• _Task details_
In this exercise, print only the lines from the line with "Read out every word on this page." to the last line of the data below, inclusive. Any pictures should be left out.

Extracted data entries
* begin *

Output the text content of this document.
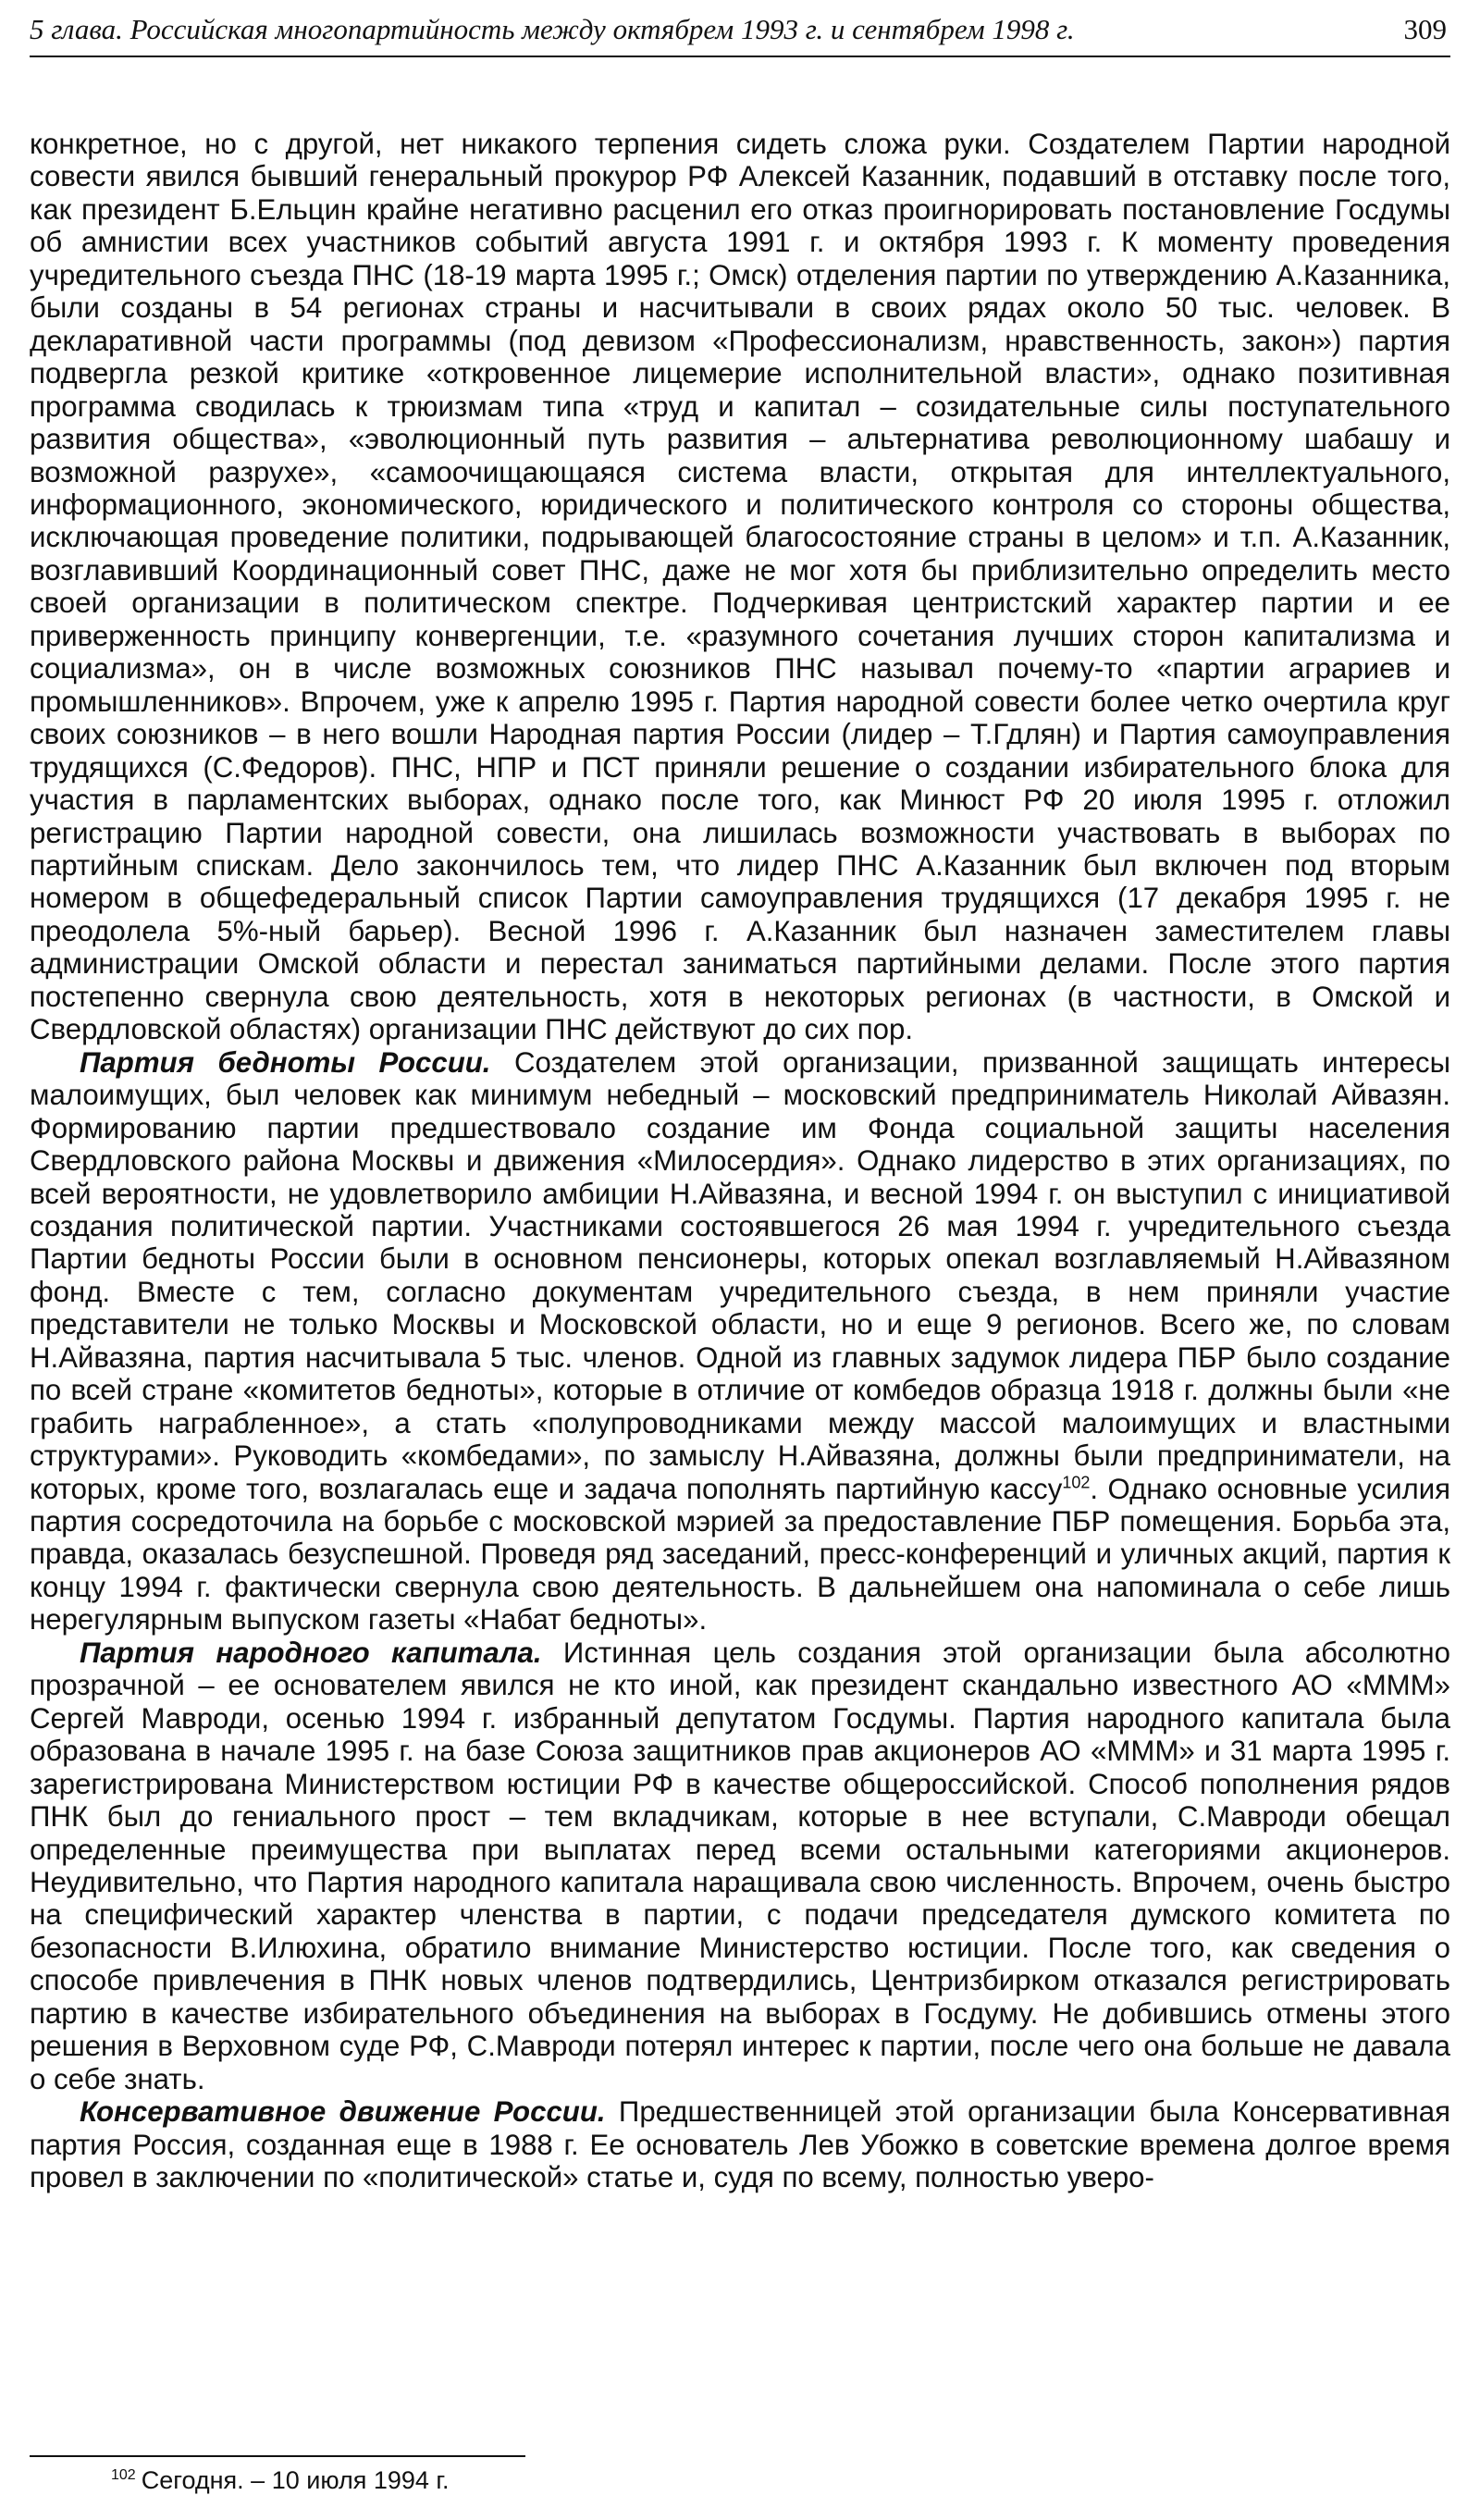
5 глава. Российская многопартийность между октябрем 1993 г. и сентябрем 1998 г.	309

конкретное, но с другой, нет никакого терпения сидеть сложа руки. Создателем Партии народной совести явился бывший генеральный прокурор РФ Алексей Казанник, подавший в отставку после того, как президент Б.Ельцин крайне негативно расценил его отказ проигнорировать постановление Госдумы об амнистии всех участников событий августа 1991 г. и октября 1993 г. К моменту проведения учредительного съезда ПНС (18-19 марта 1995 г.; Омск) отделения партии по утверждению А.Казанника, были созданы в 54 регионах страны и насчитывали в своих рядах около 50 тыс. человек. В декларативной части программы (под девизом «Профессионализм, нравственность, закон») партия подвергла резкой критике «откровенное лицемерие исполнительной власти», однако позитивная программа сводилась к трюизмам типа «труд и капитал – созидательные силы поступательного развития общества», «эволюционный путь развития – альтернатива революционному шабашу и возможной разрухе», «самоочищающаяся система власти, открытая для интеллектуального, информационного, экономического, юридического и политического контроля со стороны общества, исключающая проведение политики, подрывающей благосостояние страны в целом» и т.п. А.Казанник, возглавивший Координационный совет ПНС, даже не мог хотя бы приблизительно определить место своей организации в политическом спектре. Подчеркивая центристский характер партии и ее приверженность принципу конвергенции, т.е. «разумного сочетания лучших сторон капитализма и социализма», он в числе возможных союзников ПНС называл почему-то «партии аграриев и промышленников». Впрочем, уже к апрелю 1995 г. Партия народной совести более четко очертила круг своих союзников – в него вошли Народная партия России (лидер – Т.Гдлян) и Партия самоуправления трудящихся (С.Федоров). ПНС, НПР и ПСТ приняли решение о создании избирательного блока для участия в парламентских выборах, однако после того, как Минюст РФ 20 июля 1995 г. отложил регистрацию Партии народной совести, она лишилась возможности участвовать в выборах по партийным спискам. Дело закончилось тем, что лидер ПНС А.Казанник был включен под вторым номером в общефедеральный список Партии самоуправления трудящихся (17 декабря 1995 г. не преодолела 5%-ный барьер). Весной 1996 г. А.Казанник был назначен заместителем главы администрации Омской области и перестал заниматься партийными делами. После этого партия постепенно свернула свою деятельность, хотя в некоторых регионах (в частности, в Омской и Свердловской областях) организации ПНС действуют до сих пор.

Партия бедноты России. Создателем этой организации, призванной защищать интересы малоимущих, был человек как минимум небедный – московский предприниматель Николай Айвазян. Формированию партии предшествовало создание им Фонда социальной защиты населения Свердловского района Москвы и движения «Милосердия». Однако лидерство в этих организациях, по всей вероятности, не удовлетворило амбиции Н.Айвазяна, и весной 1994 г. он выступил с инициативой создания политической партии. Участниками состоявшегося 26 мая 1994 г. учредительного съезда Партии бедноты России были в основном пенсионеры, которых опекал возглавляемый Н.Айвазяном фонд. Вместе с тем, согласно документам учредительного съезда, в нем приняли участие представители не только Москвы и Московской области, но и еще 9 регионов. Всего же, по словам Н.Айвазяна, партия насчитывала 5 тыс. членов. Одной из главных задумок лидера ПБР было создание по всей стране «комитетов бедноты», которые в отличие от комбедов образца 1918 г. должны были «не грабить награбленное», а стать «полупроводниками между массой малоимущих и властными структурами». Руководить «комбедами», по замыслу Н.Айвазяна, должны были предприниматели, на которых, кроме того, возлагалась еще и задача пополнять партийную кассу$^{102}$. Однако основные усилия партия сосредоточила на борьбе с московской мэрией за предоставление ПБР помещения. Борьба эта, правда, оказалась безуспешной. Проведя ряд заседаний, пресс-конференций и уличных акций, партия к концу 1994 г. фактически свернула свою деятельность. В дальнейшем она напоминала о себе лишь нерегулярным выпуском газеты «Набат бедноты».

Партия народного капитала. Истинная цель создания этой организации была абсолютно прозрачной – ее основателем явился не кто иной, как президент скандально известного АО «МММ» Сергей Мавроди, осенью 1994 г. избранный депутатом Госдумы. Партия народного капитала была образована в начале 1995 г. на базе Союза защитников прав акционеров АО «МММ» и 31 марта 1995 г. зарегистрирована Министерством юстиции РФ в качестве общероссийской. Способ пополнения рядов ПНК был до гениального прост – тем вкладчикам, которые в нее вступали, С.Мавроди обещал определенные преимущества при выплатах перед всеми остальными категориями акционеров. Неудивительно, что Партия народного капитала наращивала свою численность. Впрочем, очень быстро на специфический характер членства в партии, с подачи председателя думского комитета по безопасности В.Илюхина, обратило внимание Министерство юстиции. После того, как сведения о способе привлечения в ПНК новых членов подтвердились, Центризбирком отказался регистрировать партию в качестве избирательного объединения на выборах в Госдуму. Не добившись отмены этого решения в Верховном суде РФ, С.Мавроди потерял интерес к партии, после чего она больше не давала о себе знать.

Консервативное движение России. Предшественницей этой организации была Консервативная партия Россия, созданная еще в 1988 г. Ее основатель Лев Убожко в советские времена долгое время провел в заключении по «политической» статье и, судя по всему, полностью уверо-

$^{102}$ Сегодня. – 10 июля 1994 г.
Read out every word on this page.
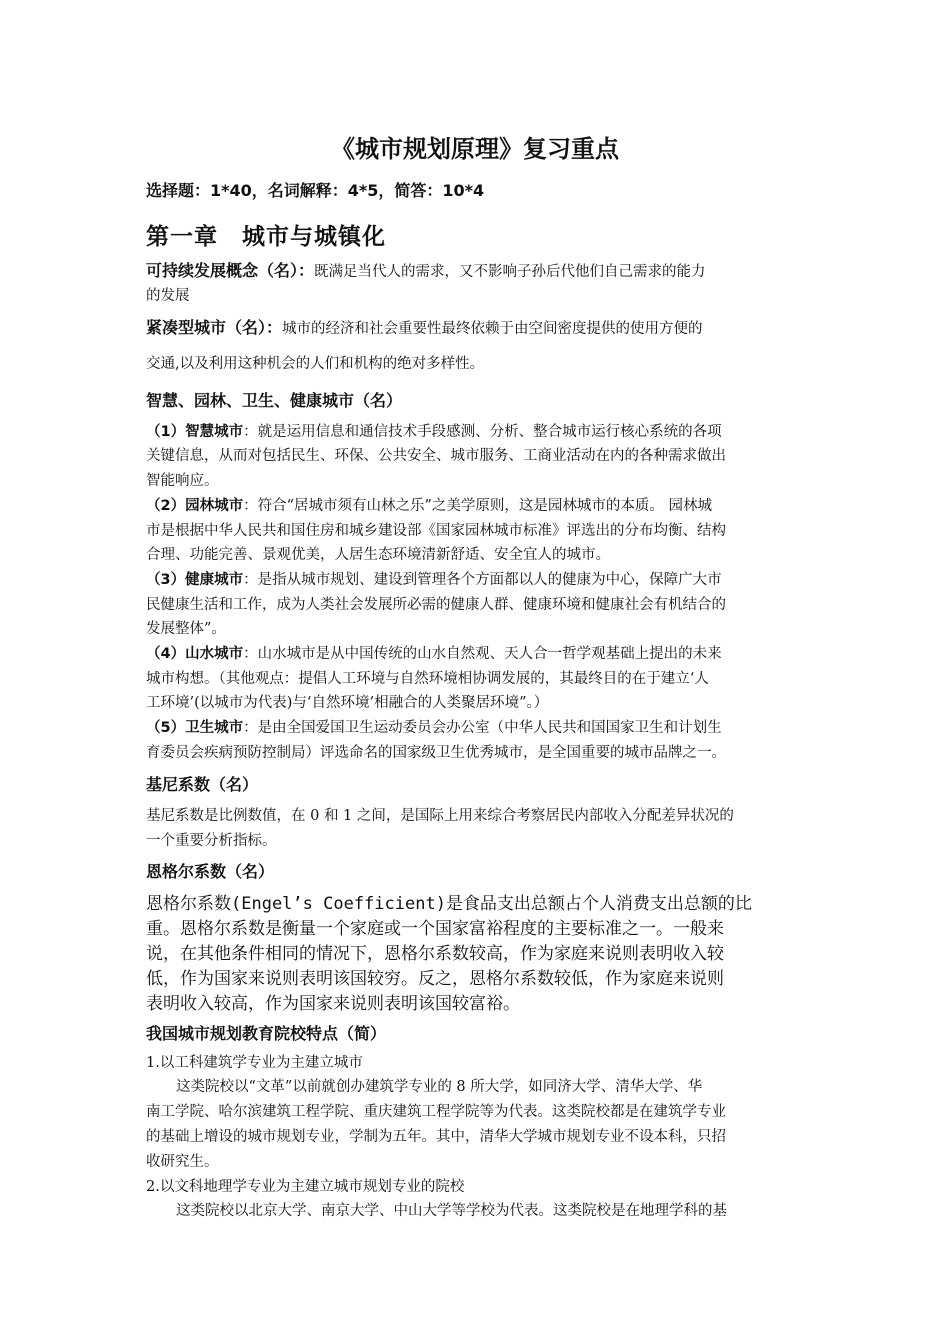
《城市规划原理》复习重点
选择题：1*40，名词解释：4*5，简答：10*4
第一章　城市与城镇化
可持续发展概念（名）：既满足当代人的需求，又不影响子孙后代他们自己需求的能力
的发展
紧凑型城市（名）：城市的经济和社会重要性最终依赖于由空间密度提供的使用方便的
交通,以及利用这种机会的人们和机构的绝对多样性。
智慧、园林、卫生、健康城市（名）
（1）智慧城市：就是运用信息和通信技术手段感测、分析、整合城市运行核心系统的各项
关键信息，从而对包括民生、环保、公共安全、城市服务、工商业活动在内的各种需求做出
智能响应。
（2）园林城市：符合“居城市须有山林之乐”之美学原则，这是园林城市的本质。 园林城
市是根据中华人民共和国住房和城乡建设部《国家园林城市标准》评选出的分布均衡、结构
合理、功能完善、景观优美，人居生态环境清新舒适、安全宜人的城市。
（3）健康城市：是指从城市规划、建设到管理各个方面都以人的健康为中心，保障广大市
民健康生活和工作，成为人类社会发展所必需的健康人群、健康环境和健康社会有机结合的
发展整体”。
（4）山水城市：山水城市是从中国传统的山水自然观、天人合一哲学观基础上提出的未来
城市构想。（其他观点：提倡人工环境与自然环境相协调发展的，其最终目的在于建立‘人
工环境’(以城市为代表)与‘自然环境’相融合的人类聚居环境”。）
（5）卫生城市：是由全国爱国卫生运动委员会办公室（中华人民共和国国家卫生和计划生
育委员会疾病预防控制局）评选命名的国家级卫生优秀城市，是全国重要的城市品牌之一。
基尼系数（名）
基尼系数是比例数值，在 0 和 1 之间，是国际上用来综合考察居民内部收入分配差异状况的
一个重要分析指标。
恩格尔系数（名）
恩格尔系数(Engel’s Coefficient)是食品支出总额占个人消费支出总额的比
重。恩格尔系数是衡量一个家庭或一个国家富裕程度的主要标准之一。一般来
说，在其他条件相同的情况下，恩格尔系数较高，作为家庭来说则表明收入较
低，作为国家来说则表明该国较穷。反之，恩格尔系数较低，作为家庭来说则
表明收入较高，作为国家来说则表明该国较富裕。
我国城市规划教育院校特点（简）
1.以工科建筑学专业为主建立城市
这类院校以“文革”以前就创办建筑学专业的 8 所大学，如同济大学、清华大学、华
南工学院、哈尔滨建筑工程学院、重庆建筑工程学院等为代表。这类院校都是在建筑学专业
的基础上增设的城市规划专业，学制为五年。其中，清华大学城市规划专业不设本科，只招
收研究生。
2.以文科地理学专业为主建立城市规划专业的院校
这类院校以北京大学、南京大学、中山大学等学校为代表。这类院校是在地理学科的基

* end *

• _Finished exercise_
Read out every word on this page.
《城市规划原理》复习重点
选择题：1*40，名词解释：4*5，简答：10*4
第一章　城市与城镇化
可持续发展概念（名）：既满足当代人的需求，又不影响子孙后代他们自己需求的能力
的发展
紧凑型城市（名）：城市的经济和社会重要性最终依赖于由空间密度提供的使用方便的
交通,以及利用这种机会的人们和机构的绝对多样性。
智慧、园林、卫生、健康城市（名）
（1）智慧城市：就是运用信息和通信技术手段感测、分析、整合城市运行核心系统的各项
关键信息，从而对包括民生、环保、公共安全、城市服务、工商业活动在内的各种需求做出
智能响应。
（2）园林城市：符合“居城市须有山林之乐”之美学原则，这是园林城市的本质。 园林城
市是根据中华人民共和国住房和城乡建设部《国家园林城市标准》评选出的分布均衡、结构
合理、功能完善、景观优美，人居生态环境清新舒适、安全宜人的城市。
（3）健康城市：是指从城市规划、建设到管理各个方面都以人的健康为中心，保障广大市
民健康生活和工作，成为人类社会发展所必需的健康人群、健康环境和健康社会有机结合的
发展整体”。
（4）山水城市：山水城市是从中国传统的山水自然观、天人合一哲学观基础上提出的未来
城市构想。（其他观点：提倡人工环境与自然环境相协调发展的，其最终目的在于建立‘人
工环境’(以城市为代表)与‘自然环境’相融合的人类聚居环境”。）
（5）卫生城市：是由全国爱国卫生运动委员会办公室（中华人民共和国国家卫生和计划生
育委员会疾病预防控制局）评选命名的国家级卫生优秀城市，是全国重要的城市品牌之一。
基尼系数（名）
基尼系数是比例数值，在 0 和 1 之间，是国际上用来综合考察居民内部收入分配差异状况的
一个重要分析指标。
恩格尔系数（名）
恩格尔系数(Engel’s Coefficient)是食品支出总额占个人消费支出总额的比
重。恩格尔系数是衡量一个家庭或一个国家富裕程度的主要标准之一。一般来
说，在其他条件相同的情况下，恩格尔系数较高，作为家庭来说则表明收入较
低，作为国家来说则表明该国较穷。反之，恩格尔系数较低，作为家庭来说则
表明收入较高，作为国家来说则表明该国较富裕。
我国城市规划教育院校特点（简）
1.以工科建筑学专业为主建立城市
这类院校以“文革”以前就创办建筑学专业的 8 所大学，如同济大学、清华大学、华
南工学院、哈尔滨建筑工程学院、重庆建筑工程学院等为代表。这类院校都是在建筑学专业
的基础上增设的城市规划专业，学制为五年。其中，清华大学城市规划专业不设本科，只招
收研究生。
2.以文科地理学专业为主建立城市规划专业的院校
这类院校以北京大学、南京大学、中山大学等学校为代表。这类院校是在地理学科的基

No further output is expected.